Task to complete
Pull each line containing "Toys" out of the data and copy it.
»»
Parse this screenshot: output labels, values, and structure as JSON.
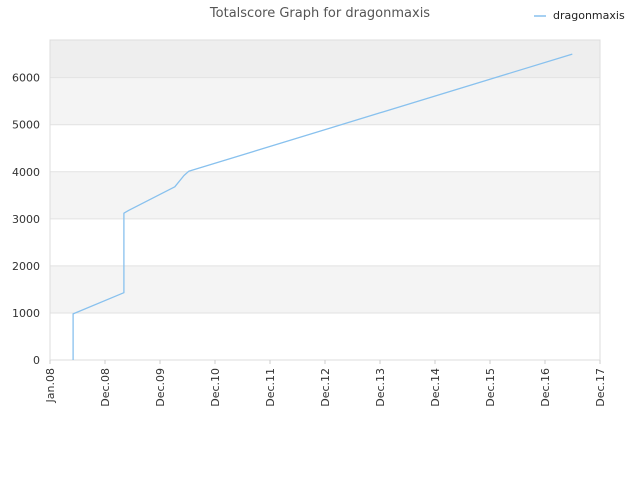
{
  "chart_data": {
    "type": "line",
    "title": "Totalscore Graph for dragonmaxis",
    "xlabel": "",
    "ylabel": "",
    "grid": true,
    "legend_position": "top-right",
    "x_ticks": [
      "Jan.08",
      "Dec.08",
      "Dec.09",
      "Dec.10",
      "Dec.11",
      "Dec.12",
      "Dec.13",
      "Dec.14",
      "Dec.15",
      "Dec.16",
      "Dec.17"
    ],
    "xlim": [
      "2008-01",
      "2017-12"
    ],
    "y_ticks": [
      0,
      1000,
      2000,
      3000,
      4000,
      5000,
      6000
    ],
    "ylim": [
      0,
      6800
    ],
    "series": [
      {
        "name": "dragonmaxis",
        "color": "#88c1ee",
        "points": [
          [
            "2008-06",
            0
          ],
          [
            "2008-06",
            980
          ],
          [
            "2009-05",
            1430
          ],
          [
            "2009-05",
            3120
          ],
          [
            "2009-06",
            3180
          ],
          [
            "2010-04",
            3680
          ],
          [
            "2010-06",
            3920
          ],
          [
            "2010-07",
            4010
          ],
          [
            "2017-06",
            6500
          ]
        ]
      }
    ]
  }
}
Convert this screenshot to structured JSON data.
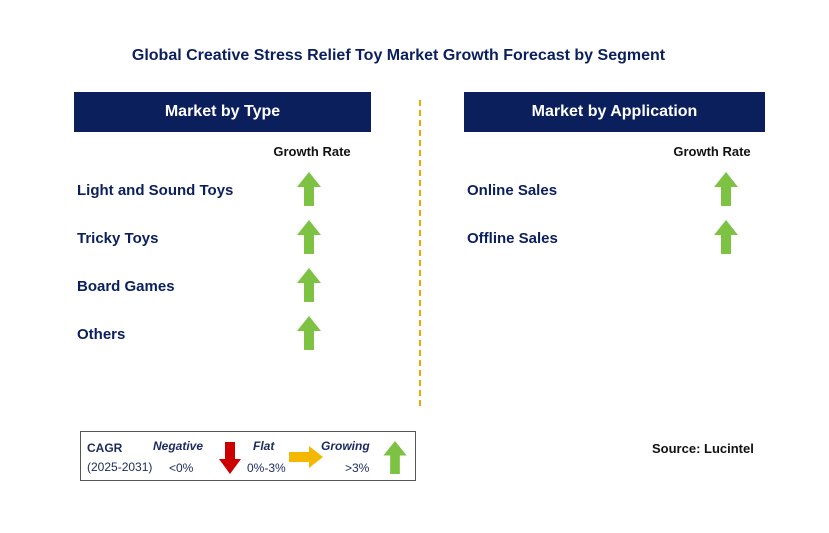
{
  "title": "Global Creative Stress Relief Toy Market Growth Forecast by Segment",
  "left_panel": {
    "header": "Market by Type",
    "column_header": "Growth Rate",
    "items": [
      {
        "label": "Light and Sound Toys",
        "trend": "growing"
      },
      {
        "label": "Tricky Toys",
        "trend": "growing"
      },
      {
        "label": "Board Games",
        "trend": "growing"
      },
      {
        "label": "Others",
        "trend": "growing"
      }
    ]
  },
  "right_panel": {
    "header": "Market by Application",
    "column_header": "Growth Rate",
    "items": [
      {
        "label": "Online Sales",
        "trend": "growing"
      },
      {
        "label": "Offline Sales",
        "trend": "growing"
      }
    ]
  },
  "legend": {
    "cagr_label": "CAGR",
    "period": "(2025-2031)",
    "negative": {
      "label": "Negative",
      "range": "<0%",
      "icon": "down-arrow-icon",
      "color": "#cc0000"
    },
    "flat": {
      "label": "Flat",
      "range": "0%-3%",
      "icon": "right-arrow-icon",
      "color": "#f5b800"
    },
    "growing": {
      "label": "Growing",
      "range": ">3%",
      "icon": "up-arrow-icon",
      "color": "#7dc243"
    }
  },
  "source": "Source: Lucintel",
  "colors": {
    "header_bg": "#0b1f5c",
    "text_navy": "#0b1f5c",
    "divider": "#f0a500",
    "growing": "#7dc243",
    "negative": "#cc0000",
    "flat": "#f5b800"
  }
}
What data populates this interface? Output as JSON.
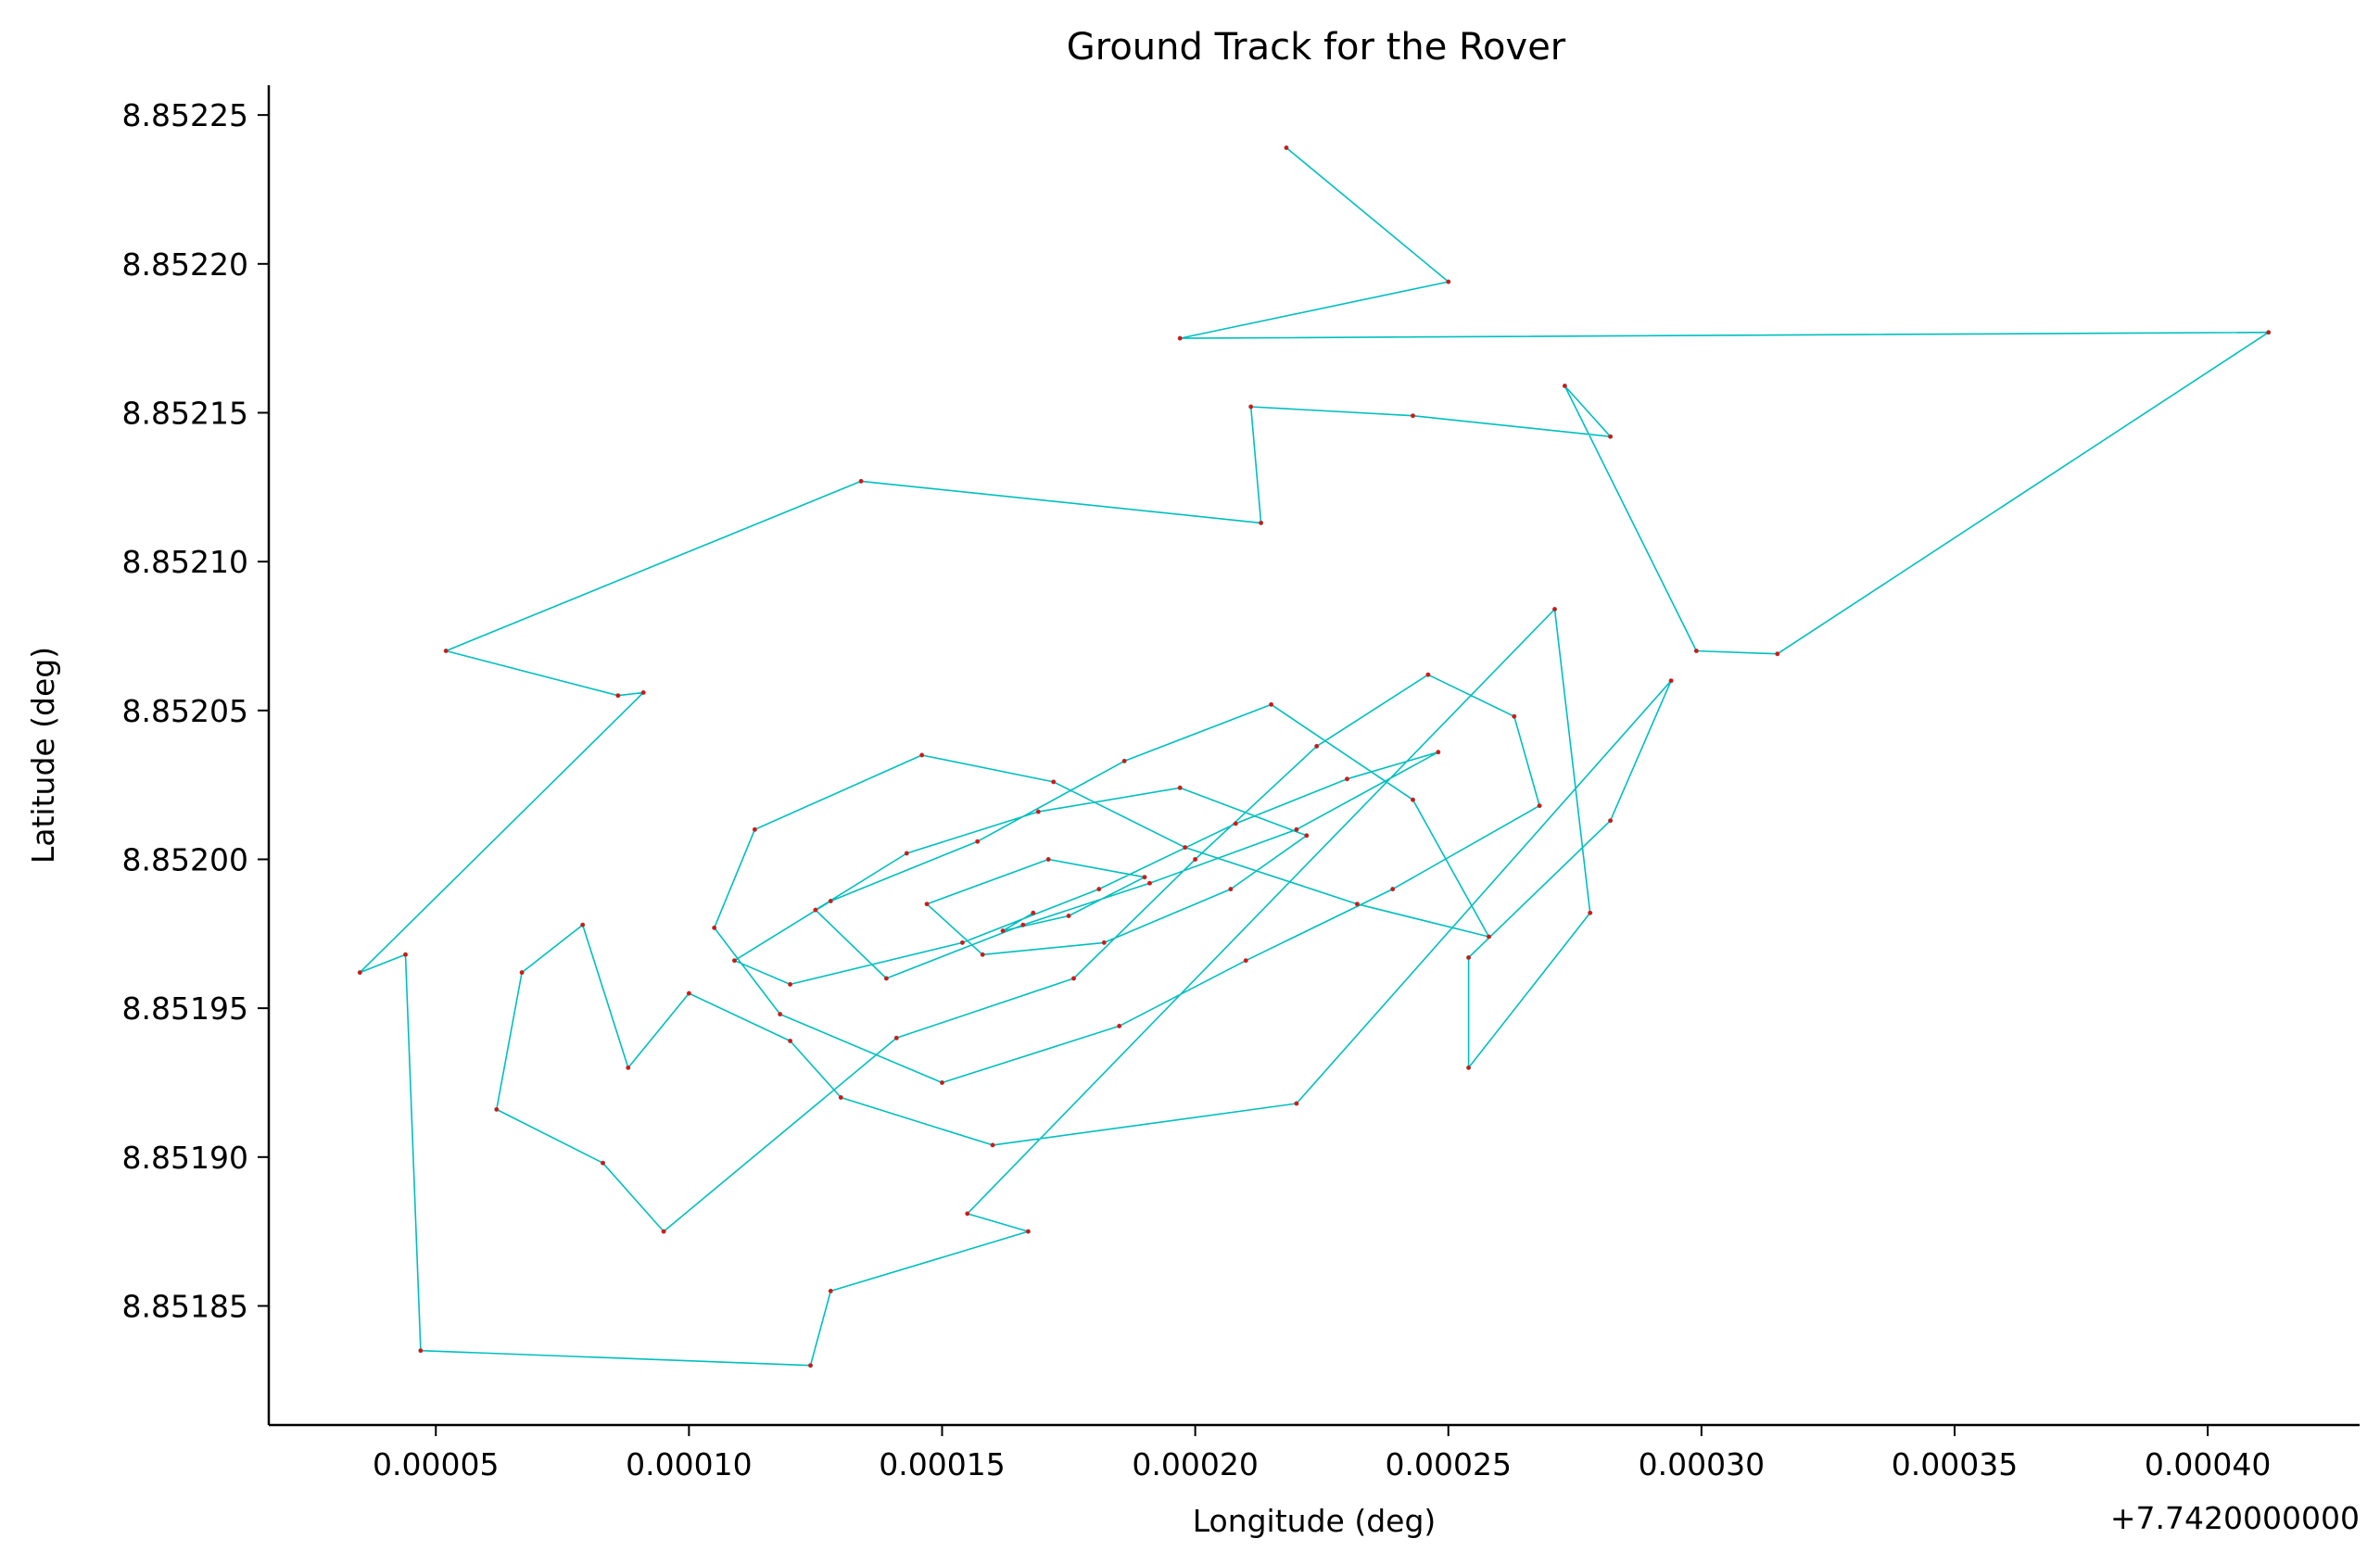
{
  "chart_data": {
    "type": "line",
    "title": "Ground Track for the Rover",
    "xlabel": "Longitude (deg)",
    "ylabel": "Latitude (deg)",
    "x_offset_label": "+7.7420000000",
    "xlim": [
      1.7e-05,
      0.00043
    ],
    "ylim": [
      8.85181,
      8.85226
    ],
    "x_ticks": [
      5e-05,
      0.0001,
      0.00015,
      0.0002,
      0.00025,
      0.0003,
      0.00035,
      0.0004
    ],
    "x_tick_labels": [
      "0.00005",
      "0.00010",
      "0.00015",
      "0.00020",
      "0.00025",
      "0.00030",
      "0.00035",
      "0.00040"
    ],
    "y_ticks": [
      8.85185,
      8.8519,
      8.85195,
      8.852,
      8.85205,
      8.8521,
      8.85215,
      8.8522,
      8.85225
    ],
    "y_tick_labels": [
      "8.85185",
      "8.85190",
      "8.85195",
      "8.85200",
      "8.85205",
      "8.85210",
      "8.85215",
      "8.85220",
      "8.85225"
    ],
    "grid": false,
    "line_color": "#00bfbf",
    "marker_color": "#ff0000",
    "series": [
      {
        "x": [
          0.000218,
          0.00025,
          0.000197,
          0.000412,
          0.000315,
          0.000299,
          0.000273,
          0.000282,
          0.000243,
          0.000211,
          0.000213,
          0.000134,
          5.2e-05,
          8.6e-05,
          9.1e-05,
          3.5e-05,
          4.4e-05,
          4.7e-05,
          0.000124,
          0.000128,
          0.000167,
          0.000155,
          0.000271,
          0.000278,
          0.000254,
          0.000254,
          0.000282,
          0.000294,
          0.00022,
          0.00016,
          0.00013,
          0.00012,
          0.0001,
          8.8e-05,
          7.9e-05,
          6.7e-05,
          6.2e-05,
          8.3e-05,
          9.5e-05,
          0.000141,
          0.000176,
          0.0002,
          0.000224,
          0.000246,
          0.000263,
          0.000268,
          0.000239,
          0.00021,
          0.000185,
          0.00015,
          0.000118,
          0.000105,
          0.000113,
          0.000146,
          0.000172,
          0.000198,
          0.000232,
          0.000258,
          0.000243,
          0.000215,
          0.000186,
          0.000157,
          0.000128,
          0.000109,
          0.00012,
          0.000154,
          0.000181,
          0.000208,
          0.00023,
          0.000248,
          0.00022,
          0.000191,
          0.000166,
          0.000139,
          0.000125,
          0.000143,
          0.000169,
          0.000197,
          0.000222,
          0.000207,
          0.000182,
          0.000158,
          0.000147,
          0.000171,
          0.00019,
          0.000175,
          0.000162,
          0.000168
        ],
        "y": [
          8.852239,
          8.852194,
          8.852175,
          8.852177,
          8.852069,
          8.85207,
          8.852159,
          8.852142,
          8.852149,
          8.852152,
          8.852113,
          8.852127,
          8.85207,
          8.852055,
          8.852056,
          8.851962,
          8.851968,
          8.851835,
          8.85183,
          8.851855,
          8.851875,
          8.851881,
          8.852084,
          8.851982,
          8.85193,
          8.851967,
          8.852013,
          8.85206,
          8.851918,
          8.851904,
          8.85192,
          8.851939,
          8.851955,
          8.85193,
          8.851978,
          8.851962,
          8.851916,
          8.851898,
          8.851875,
          8.85194,
          8.85196,
          8.852,
          8.852038,
          8.852062,
          8.852048,
          8.852018,
          8.85199,
          8.851966,
          8.851944,
          8.851925,
          8.851948,
          8.851977,
          8.85201,
          8.852035,
          8.852026,
          8.852004,
          8.851985,
          8.851974,
          8.85202,
          8.852052,
          8.852033,
          8.852006,
          8.851986,
          8.851966,
          8.851958,
          8.851972,
          8.85199,
          8.852012,
          8.852027,
          8.852036,
          8.85201,
          8.851992,
          8.851978,
          8.85196,
          8.851983,
          8.852002,
          8.852016,
          8.852024,
          8.852008,
          8.85199,
          8.851972,
          8.851968,
          8.851985,
          8.852,
          8.851994,
          8.851981,
          8.851976,
          8.851982
        ]
      }
    ]
  }
}
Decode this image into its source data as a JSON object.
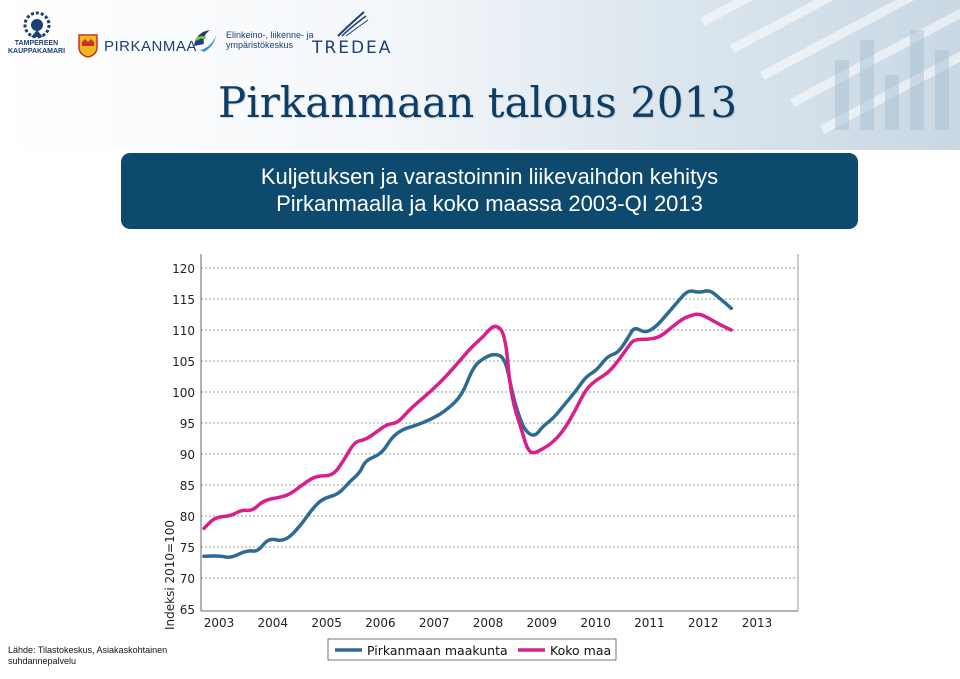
{
  "logos": {
    "chamber_line1": "TAMPEREEN",
    "chamber_line2": "KAUPPAKAMARI",
    "pirkanmaa": "PIRKANMAA",
    "ely_line1": "Elinkeino-, liikenne- ja",
    "ely_line2": "ympäristökeskus",
    "tredea": "TREDEA"
  },
  "header": {
    "title": "Pirkanmaan talous 2013"
  },
  "subtitle": {
    "line1": "Kuljetuksen ja varastoinnin liikevaihdon kehitys",
    "line2": "Pirkanmaalla ja koko maassa 2003-QI 2013"
  },
  "source": {
    "line1": "Lähde: Tilastokeskus, Asiakaskohtainen",
    "line2": "suhdannepalvelu"
  },
  "colors": {
    "pirkanmaa": "#2e6b94",
    "koko_maa": "#d81f8c",
    "title_box": "#0d4a6e"
  },
  "chart_data": {
    "type": "line",
    "ylabel": "Indeksi 2010=100",
    "ylim": [
      65,
      120
    ],
    "yticks": [
      120,
      115,
      110,
      105,
      100,
      95,
      90,
      85,
      80,
      75,
      70,
      65
    ],
    "xlim": [
      2003,
      2014.2
    ],
    "xticks": [
      "2003",
      "2004",
      "2005",
      "2006",
      "2007",
      "2008",
      "2009",
      "2010",
      "2011",
      "2012",
      "2013"
    ],
    "grid": "horizontal dotted",
    "legend": "bottom",
    "series": [
      {
        "name": "Pirkanmaan maakunta",
        "color": "#2e6b94",
        "points": [
          [
            2003.0,
            73.5
          ],
          [
            2003.3,
            73.6
          ],
          [
            2003.5,
            73.2
          ],
          [
            2003.8,
            74.5
          ],
          [
            2004.0,
            74.2
          ],
          [
            2004.2,
            76.5
          ],
          [
            2004.5,
            75.8
          ],
          [
            2004.8,
            78.5
          ],
          [
            2005.0,
            81.0
          ],
          [
            2005.2,
            82.8
          ],
          [
            2005.5,
            83.5
          ],
          [
            2005.7,
            85.5
          ],
          [
            2005.9,
            87.0
          ],
          [
            2006.0,
            89.0
          ],
          [
            2006.3,
            90.0
          ],
          [
            2006.5,
            92.8
          ],
          [
            2006.7,
            94.0
          ],
          [
            2006.9,
            94.5
          ],
          [
            2007.2,
            95.5
          ],
          [
            2007.5,
            97.0
          ],
          [
            2007.8,
            99.5
          ],
          [
            2008.0,
            104.0
          ],
          [
            2008.2,
            105.5
          ],
          [
            2008.4,
            106.2
          ],
          [
            2008.6,
            105.5
          ],
          [
            2008.75,
            99.0
          ],
          [
            2008.9,
            95.0
          ],
          [
            2009.0,
            93.5
          ],
          [
            2009.15,
            92.8
          ],
          [
            2009.3,
            94.5
          ],
          [
            2009.5,
            95.8
          ],
          [
            2009.7,
            98.0
          ],
          [
            2009.9,
            100.0
          ],
          [
            2010.1,
            102.5
          ],
          [
            2010.3,
            103.5
          ],
          [
            2010.5,
            105.8
          ],
          [
            2010.7,
            106.3
          ],
          [
            2010.9,
            109.0
          ],
          [
            2011.0,
            110.5
          ],
          [
            2011.2,
            109.5
          ],
          [
            2011.4,
            110.5
          ],
          [
            2011.6,
            112.5
          ],
          [
            2011.8,
            114.5
          ],
          [
            2012.0,
            116.5
          ],
          [
            2012.2,
            116.0
          ],
          [
            2012.4,
            116.5
          ],
          [
            2012.6,
            115.0
          ],
          [
            2012.8,
            113.5
          ]
        ]
      },
      {
        "name": "Koko maa",
        "color": "#d81f8c",
        "points": [
          [
            2003.0,
            78.0
          ],
          [
            2003.2,
            79.8
          ],
          [
            2003.5,
            80.0
          ],
          [
            2003.7,
            81.0
          ],
          [
            2003.9,
            80.8
          ],
          [
            2004.1,
            82.5
          ],
          [
            2004.4,
            83.0
          ],
          [
            2004.6,
            83.5
          ],
          [
            2004.9,
            85.5
          ],
          [
            2005.1,
            86.5
          ],
          [
            2005.4,
            86.5
          ],
          [
            2005.6,
            89.0
          ],
          [
            2005.8,
            92.0
          ],
          [
            2006.0,
            92.3
          ],
          [
            2006.2,
            93.5
          ],
          [
            2006.4,
            94.8
          ],
          [
            2006.6,
            95.0
          ],
          [
            2006.8,
            97.0
          ],
          [
            2007.0,
            98.5
          ],
          [
            2007.2,
            100.0
          ],
          [
            2007.5,
            102.5
          ],
          [
            2007.8,
            105.5
          ],
          [
            2008.0,
            107.5
          ],
          [
            2008.2,
            109.0
          ],
          [
            2008.4,
            111.0
          ],
          [
            2008.6,
            109.5
          ],
          [
            2008.7,
            99.5
          ],
          [
            2008.9,
            94.0
          ],
          [
            2009.0,
            91.0
          ],
          [
            2009.1,
            90.0
          ],
          [
            2009.3,
            90.8
          ],
          [
            2009.5,
            92.0
          ],
          [
            2009.7,
            94.0
          ],
          [
            2009.9,
            97.0
          ],
          [
            2010.1,
            100.5
          ],
          [
            2010.3,
            102.0
          ],
          [
            2010.5,
            103.0
          ],
          [
            2010.7,
            105.0
          ],
          [
            2010.9,
            107.5
          ],
          [
            2011.0,
            108.5
          ],
          [
            2011.3,
            108.5
          ],
          [
            2011.5,
            109.0
          ],
          [
            2011.7,
            110.5
          ],
          [
            2011.9,
            111.8
          ],
          [
            2012.0,
            112.2
          ],
          [
            2012.2,
            112.7
          ],
          [
            2012.4,
            111.8
          ],
          [
            2012.6,
            110.8
          ],
          [
            2012.8,
            110.0
          ]
        ]
      }
    ]
  }
}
««
Solution for this exercise
        "label": "Light and Sound Toys",
        "label": "Tricky Toys",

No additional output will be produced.